# Problem to work on:
You are to retype all of the data exactly as it appears.

Dataset records:
══════

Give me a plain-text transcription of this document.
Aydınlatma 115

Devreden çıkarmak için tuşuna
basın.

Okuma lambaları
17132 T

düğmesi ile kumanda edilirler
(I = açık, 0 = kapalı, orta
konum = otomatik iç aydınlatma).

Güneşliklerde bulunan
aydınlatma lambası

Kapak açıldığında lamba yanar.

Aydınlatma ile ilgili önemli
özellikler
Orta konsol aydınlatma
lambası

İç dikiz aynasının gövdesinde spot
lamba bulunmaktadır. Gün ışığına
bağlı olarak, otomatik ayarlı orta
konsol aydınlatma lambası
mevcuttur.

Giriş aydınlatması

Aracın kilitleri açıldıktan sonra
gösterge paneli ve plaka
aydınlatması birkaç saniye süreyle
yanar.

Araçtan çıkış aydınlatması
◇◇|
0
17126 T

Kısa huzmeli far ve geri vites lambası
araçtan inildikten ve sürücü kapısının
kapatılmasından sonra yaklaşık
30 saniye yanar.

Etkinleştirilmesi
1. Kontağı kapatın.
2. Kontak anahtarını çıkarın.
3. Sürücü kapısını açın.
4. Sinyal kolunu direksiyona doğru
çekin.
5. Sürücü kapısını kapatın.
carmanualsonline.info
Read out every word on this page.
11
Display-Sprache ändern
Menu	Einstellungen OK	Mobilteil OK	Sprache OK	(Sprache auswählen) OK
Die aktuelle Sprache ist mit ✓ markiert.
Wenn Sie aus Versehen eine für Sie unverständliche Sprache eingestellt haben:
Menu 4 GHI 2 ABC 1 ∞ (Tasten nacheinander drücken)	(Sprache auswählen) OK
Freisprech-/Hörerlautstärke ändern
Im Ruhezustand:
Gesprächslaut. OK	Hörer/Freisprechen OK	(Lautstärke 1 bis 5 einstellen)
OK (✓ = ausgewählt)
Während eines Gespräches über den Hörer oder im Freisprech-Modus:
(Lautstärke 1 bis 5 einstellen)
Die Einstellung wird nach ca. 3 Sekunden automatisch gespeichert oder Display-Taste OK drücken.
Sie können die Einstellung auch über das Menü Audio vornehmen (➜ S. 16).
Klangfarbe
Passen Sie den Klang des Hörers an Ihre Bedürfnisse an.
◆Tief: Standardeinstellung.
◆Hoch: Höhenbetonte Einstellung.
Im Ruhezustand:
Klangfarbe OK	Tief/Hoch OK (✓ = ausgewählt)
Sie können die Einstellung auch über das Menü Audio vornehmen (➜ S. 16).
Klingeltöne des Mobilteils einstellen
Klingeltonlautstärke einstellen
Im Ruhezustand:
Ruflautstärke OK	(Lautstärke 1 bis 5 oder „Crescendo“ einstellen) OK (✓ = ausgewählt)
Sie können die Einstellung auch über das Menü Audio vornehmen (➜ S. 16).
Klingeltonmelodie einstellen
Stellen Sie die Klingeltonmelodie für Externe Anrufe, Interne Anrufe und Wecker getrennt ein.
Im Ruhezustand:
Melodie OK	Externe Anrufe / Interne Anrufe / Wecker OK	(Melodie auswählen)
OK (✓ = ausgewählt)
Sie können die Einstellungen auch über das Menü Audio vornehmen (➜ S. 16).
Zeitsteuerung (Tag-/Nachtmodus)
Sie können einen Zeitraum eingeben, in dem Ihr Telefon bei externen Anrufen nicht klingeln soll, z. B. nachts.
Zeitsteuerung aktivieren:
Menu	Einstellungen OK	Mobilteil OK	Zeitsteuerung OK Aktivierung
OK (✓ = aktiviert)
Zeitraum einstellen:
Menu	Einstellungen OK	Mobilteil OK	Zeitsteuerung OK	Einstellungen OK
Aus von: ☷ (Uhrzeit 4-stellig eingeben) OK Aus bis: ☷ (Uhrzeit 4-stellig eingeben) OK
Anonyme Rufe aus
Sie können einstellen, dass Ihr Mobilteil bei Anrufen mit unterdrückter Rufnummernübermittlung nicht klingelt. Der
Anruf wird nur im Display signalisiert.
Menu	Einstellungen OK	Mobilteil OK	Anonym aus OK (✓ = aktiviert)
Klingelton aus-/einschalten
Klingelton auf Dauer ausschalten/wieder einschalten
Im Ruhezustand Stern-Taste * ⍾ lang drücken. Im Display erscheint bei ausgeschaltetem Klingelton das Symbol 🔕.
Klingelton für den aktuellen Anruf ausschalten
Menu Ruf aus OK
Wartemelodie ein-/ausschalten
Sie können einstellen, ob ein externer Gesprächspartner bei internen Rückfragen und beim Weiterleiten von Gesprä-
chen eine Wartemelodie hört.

══════

# Finished answer:
Give me a plain-text transcription of this document.
Aydınlatma 115

Devreden çıkarmak için tuşuna
basın.

Okuma lambaları
17132 T

düğmesi ile kumanda edilirler
(I = açık, 0 = kapalı, orta
konum = otomatik iç aydınlatma).

Güneşliklerde bulunan
aydınlatma lambası

Kapak açıldığında lamba yanar.

Aydınlatma ile ilgili önemli
özellikler
Orta konsol aydınlatma
lambası

İç dikiz aynasının gövdesinde spot
lamba bulunmaktadır. Gün ışığına
bağlı olarak, otomatik ayarlı orta
konsol aydınlatma lambası
mevcuttur.

Giriş aydınlatması

Aracın kilitleri açıldıktan sonra
gösterge paneli ve plaka
aydınlatması birkaç saniye süreyle
yanar.

Araçtan çıkış aydınlatması
◇◇|
0
17126 T

Kısa huzmeli far ve geri vites lambası
araçtan inildikten ve sürücü kapısının
kapatılmasından sonra yaklaşık
30 saniye yanar.

Etkinleştirilmesi
1. Kontağı kapatın.
2. Kontak anahtarını çıkarın.
3. Sürücü kapısını açın.
4. Sinyal kolunu direksiyona doğru
çekin.
5. Sürücü kapısını kapatın.
carmanualsonline.info
Read out every word on this page.
11
Display-Sprache ändern
Menu	Einstellungen OK	Mobilteil OK	Sprache OK	(Sprache auswählen) OK
Die aktuelle Sprache ist mit ✓ markiert.
Wenn Sie aus Versehen eine für Sie unverständliche Sprache eingestellt haben:
Menu 4 GHI 2 ABC 1 ∞ (Tasten nacheinander drücken)	(Sprache auswählen) OK
Freisprech-/Hörerlautstärke ändern
Im Ruhezustand:
Gesprächslaut. OK	Hörer/Freisprechen OK	(Lautstärke 1 bis 5 einstellen)
OK (✓ = ausgewählt)
Während eines Gespräches über den Hörer oder im Freisprech-Modus:
(Lautstärke 1 bis 5 einstellen)
Die Einstellung wird nach ca. 3 Sekunden automatisch gespeichert oder Display-Taste OK drücken.
Sie können die Einstellung auch über das Menü Audio vornehmen (➜ S. 16).
Klangfarbe
Passen Sie den Klang des Hörers an Ihre Bedürfnisse an.
◆Tief: Standardeinstellung.
◆Hoch: Höhenbetonte Einstellung.
Im Ruhezustand:
Klangfarbe OK	Tief/Hoch OK (✓ = ausgewählt)
Sie können die Einstellung auch über das Menü Audio vornehmen (➜ S. 16).
Klingeltöne des Mobilteils einstellen
Klingeltonlautstärke einstellen
Im Ruhezustand:
Ruflautstärke OK	(Lautstärke 1 bis 5 oder „Crescendo“ einstellen) OK (✓ = ausgewählt)
Sie können die Einstellung auch über das Menü Audio vornehmen (➜ S. 16).
Klingeltonmelodie einstellen
Stellen Sie die Klingeltonmelodie für Externe Anrufe, Interne Anrufe und Wecker getrennt ein.
Im Ruhezustand:
Melodie OK	Externe Anrufe / Interne Anrufe / Wecker OK	(Melodie auswählen)
OK (✓ = ausgewählt)
Sie können die Einstellungen auch über das Menü Audio vornehmen (➜ S. 16).
Zeitsteuerung (Tag-/Nachtmodus)
Sie können einen Zeitraum eingeben, in dem Ihr Telefon bei externen Anrufen nicht klingeln soll, z. B. nachts.
Zeitsteuerung aktivieren:
Menu	Einstellungen OK	Mobilteil OK	Zeitsteuerung OK Aktivierung
OK (✓ = aktiviert)
Zeitraum einstellen:
Menu	Einstellungen OK	Mobilteil OK	Zeitsteuerung OK	Einstellungen OK
Aus von: ☷ (Uhrzeit 4-stellig eingeben) OK Aus bis: ☷ (Uhrzeit 4-stellig eingeben) OK
Anonyme Rufe aus
Sie können einstellen, dass Ihr Mobilteil bei Anrufen mit unterdrückter Rufnummernübermittlung nicht klingelt. Der
Anruf wird nur im Display signalisiert.
Menu	Einstellungen OK	Mobilteil OK	Anonym aus OK (✓ = aktiviert)
Klingelton aus-/einschalten
Klingelton auf Dauer ausschalten/wieder einschalten
Im Ruhezustand Stern-Taste * ⍾ lang drücken. Im Display erscheint bei ausgeschaltetem Klingelton das Symbol 🔕.
Klingelton für den aktuellen Anruf ausschalten
Menu Ruf aus OK
Wartemelodie ein-/ausschalten
Sie können einstellen, ob ein externer Gesprächspartner bei internen Rückfragen und beim Weiterleiten von Gesprä-
chen eine Wartemelodie hört.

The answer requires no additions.